Stated problem:
Make an exact copy of the lines, leaving the pictures out.

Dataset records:
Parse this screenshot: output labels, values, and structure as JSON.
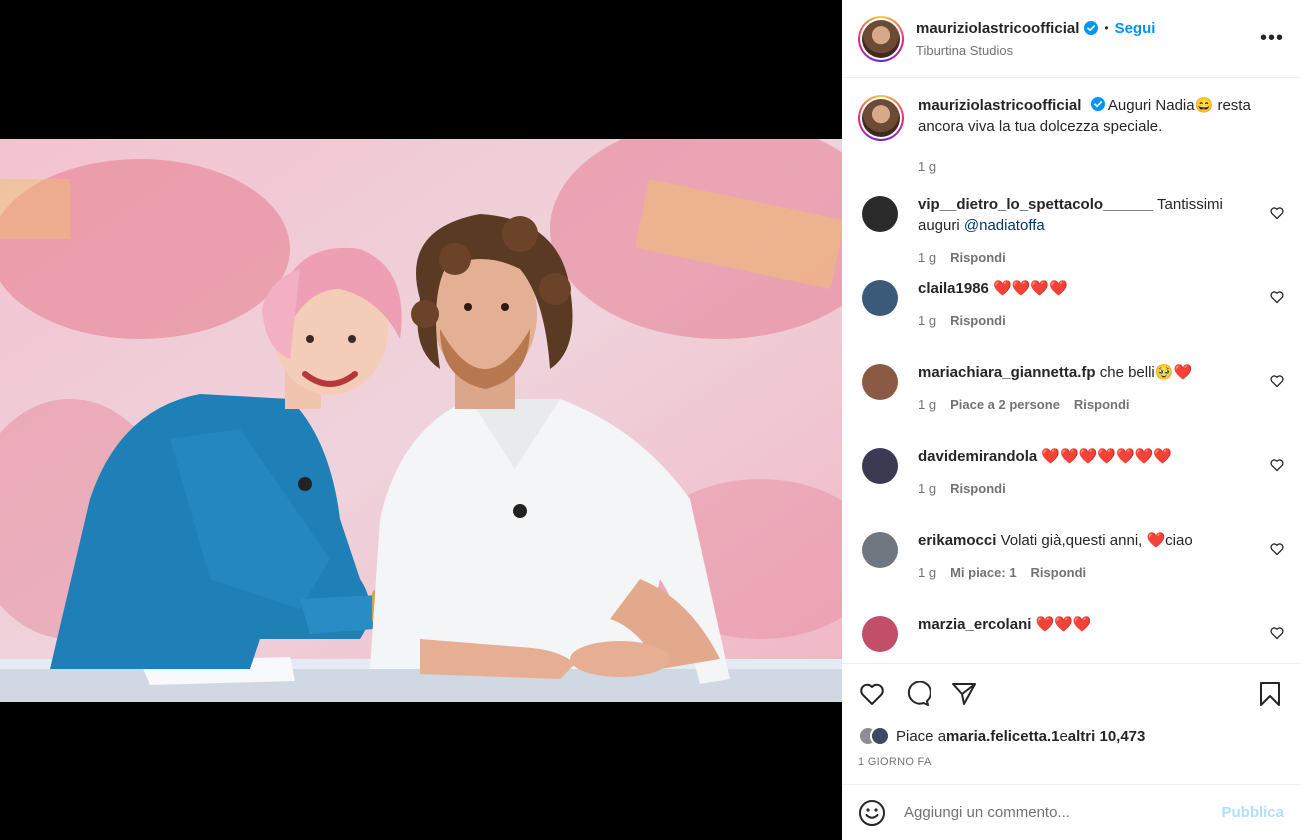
{
  "post": {
    "username": "mauriziolastricoofficial",
    "follow_label": "Segui",
    "separator": "•",
    "location": "Tiburtina Studios",
    "more_icon": "more-horizontal-icon",
    "more_label": "•••"
  },
  "caption": {
    "username": "mauriziolastricoofficial",
    "text": "Auguri Nadia😄 resta ancora viva la tua dolcezza speciale.",
    "time": "1 g"
  },
  "comments": [
    {
      "username": "vip__dietro_lo_spettacolo______",
      "text_before": "Tantissimi auguri ",
      "mention": "@nadiatoffa",
      "time": "1 g",
      "likes": "",
      "reply": "Rispondi",
      "avatar_color": "#2b2b2b"
    },
    {
      "username": "claila1986",
      "text_before": "❤️❤️❤️❤️",
      "mention": "",
      "time": "1 g",
      "likes": "",
      "reply": "Rispondi",
      "avatar_color": "#3b5a7a"
    },
    {
      "username": "mariachiara_giannetta.fp",
      "text_before": "che belli🥹❤️",
      "mention": "",
      "time": "1 g",
      "likes": "Piace a 2 persone",
      "reply": "Rispondi",
      "avatar_color": "#8a5a44"
    },
    {
      "username": "davidemirandola",
      "text_before": "❤️❤️❤️❤️❤️❤️❤️",
      "mention": "",
      "time": "1 g",
      "likes": "",
      "reply": "Rispondi",
      "avatar_color": "#3c3a52"
    },
    {
      "username": "erikamocci",
      "text_before": "Volati già,questi anni, ❤️ciao",
      "mention": "",
      "time": "1 g",
      "likes": "Mi piace: 1",
      "reply": "Rispondi",
      "avatar_color": "#6f7780"
    },
    {
      "username": "marzia_ercolani",
      "text_before": "❤️❤️❤️",
      "mention": "",
      "time": "",
      "likes": "",
      "reply": "",
      "avatar_color": "#c24e6a"
    }
  ],
  "likes": {
    "prefix": "Piace a ",
    "user": "maria.felicetta.1",
    "middle": " e ",
    "others": "altri 10,473"
  },
  "date": "1 GIORNO FA",
  "add_comment": {
    "placeholder": "Aggiungi un commento...",
    "publish_label": "Pubblica"
  },
  "colors": {
    "accent": "#0095f6",
    "publish_disabled": "#b2dffc",
    "verified": "#0095f6"
  }
}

Right answer:
Parse this screenshot: output labels, values, and structure as JSON.
{
  "post": {
    "username": "mauriziolastricoofficial",
    "follow_label": "Segui",
    "separator": "•",
    "location": "Tiburtina Studios",
    "more_icon": "more-horizontal-icon",
    "more_label": "•••"
  },
  "caption": {
    "username": "mauriziolastricoofficial",
    "text": "Auguri Nadia😄 resta ancora viva la tua dolcezza speciale.",
    "time": "1 g"
  },
  "comments": [
    {
      "username": "vip__dietro_lo_spettacolo______",
      "text_before": "Tantissimi auguri ",
      "mention": "@nadiatoffa",
      "time": "1 g",
      "likes": "",
      "reply": "Rispondi",
      "avatar_color": "#2b2b2b"
    },
    {
      "username": "claila1986",
      "text_before": "❤️❤️❤️❤️",
      "mention": "",
      "time": "1 g",
      "likes": "",
      "reply": "Rispondi",
      "avatar_color": "#3b5a7a"
    },
    {
      "username": "mariachiara_giannetta.fp",
      "text_before": "che belli🥹❤️",
      "mention": "",
      "time": "1 g",
      "likes": "Piace a 2 persone",
      "reply": "Rispondi",
      "avatar_color": "#8a5a44"
    },
    {
      "username": "davidemirandola",
      "text_before": "❤️❤️❤️❤️❤️❤️❤️",
      "mention": "",
      "time": "1 g",
      "likes": "",
      "reply": "Rispondi",
      "avatar_color": "#3c3a52"
    },
    {
      "username": "erikamocci",
      "text_before": "Volati già,questi anni, ❤️ciao",
      "mention": "",
      "time": "1 g",
      "likes": "Mi piace: 1",
      "reply": "Rispondi",
      "avatar_color": "#6f7780"
    },
    {
      "username": "marzia_ercolani",
      "text_before": "❤️❤️❤️",
      "mention": "",
      "time": "",
      "likes": "",
      "reply": "",
      "avatar_color": "#c24e6a"
    }
  ],
  "likes": {
    "prefix": "Piace a ",
    "user": "maria.felicetta.1",
    "middle": " e ",
    "others": "altri 10,473"
  },
  "date": "1 GIORNO FA",
  "add_comment": {
    "placeholder": "Aggiungi un commento...",
    "publish_label": "Pubblica"
  },
  "colors": {
    "accent": "#0095f6",
    "publish_disabled": "#b2dffc",
    "verified": "#0095f6"
  }
}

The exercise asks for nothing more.